Work to be completed: Find each line that has the string "TOPIC" and give the total, with nothing else.

Extracted information:
****************

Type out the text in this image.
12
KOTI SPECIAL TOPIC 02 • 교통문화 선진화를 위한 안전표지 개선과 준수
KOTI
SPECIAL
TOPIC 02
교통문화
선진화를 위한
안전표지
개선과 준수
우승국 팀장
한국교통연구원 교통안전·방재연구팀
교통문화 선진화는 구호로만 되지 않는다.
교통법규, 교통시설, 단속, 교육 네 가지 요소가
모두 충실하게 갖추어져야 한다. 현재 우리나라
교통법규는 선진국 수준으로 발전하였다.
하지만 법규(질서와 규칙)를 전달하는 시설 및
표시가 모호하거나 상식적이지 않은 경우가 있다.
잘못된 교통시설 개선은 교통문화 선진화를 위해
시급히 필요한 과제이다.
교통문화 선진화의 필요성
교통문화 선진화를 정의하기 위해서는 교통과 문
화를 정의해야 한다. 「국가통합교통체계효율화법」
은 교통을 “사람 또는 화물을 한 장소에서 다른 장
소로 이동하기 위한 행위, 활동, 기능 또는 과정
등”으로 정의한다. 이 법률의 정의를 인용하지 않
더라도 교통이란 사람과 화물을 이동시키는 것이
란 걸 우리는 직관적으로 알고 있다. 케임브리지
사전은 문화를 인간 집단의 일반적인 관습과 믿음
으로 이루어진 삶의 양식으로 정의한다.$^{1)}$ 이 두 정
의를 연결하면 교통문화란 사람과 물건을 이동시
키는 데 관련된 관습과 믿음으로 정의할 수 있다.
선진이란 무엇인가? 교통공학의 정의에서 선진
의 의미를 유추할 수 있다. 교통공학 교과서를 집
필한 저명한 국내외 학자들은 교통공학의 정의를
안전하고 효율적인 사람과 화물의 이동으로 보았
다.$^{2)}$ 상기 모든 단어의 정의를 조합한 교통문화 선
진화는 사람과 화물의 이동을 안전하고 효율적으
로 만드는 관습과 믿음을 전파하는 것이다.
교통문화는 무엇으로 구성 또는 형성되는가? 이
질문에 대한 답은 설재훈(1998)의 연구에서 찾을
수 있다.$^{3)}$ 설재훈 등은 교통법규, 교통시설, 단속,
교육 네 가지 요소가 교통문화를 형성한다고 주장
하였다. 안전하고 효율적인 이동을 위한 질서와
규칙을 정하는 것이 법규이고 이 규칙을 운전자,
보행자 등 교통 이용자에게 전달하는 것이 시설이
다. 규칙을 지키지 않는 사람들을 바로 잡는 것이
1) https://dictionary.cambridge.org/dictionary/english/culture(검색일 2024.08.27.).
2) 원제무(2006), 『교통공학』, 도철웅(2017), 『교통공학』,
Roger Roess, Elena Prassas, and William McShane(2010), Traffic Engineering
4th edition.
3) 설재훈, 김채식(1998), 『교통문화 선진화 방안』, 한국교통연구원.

****************

Finished task: 2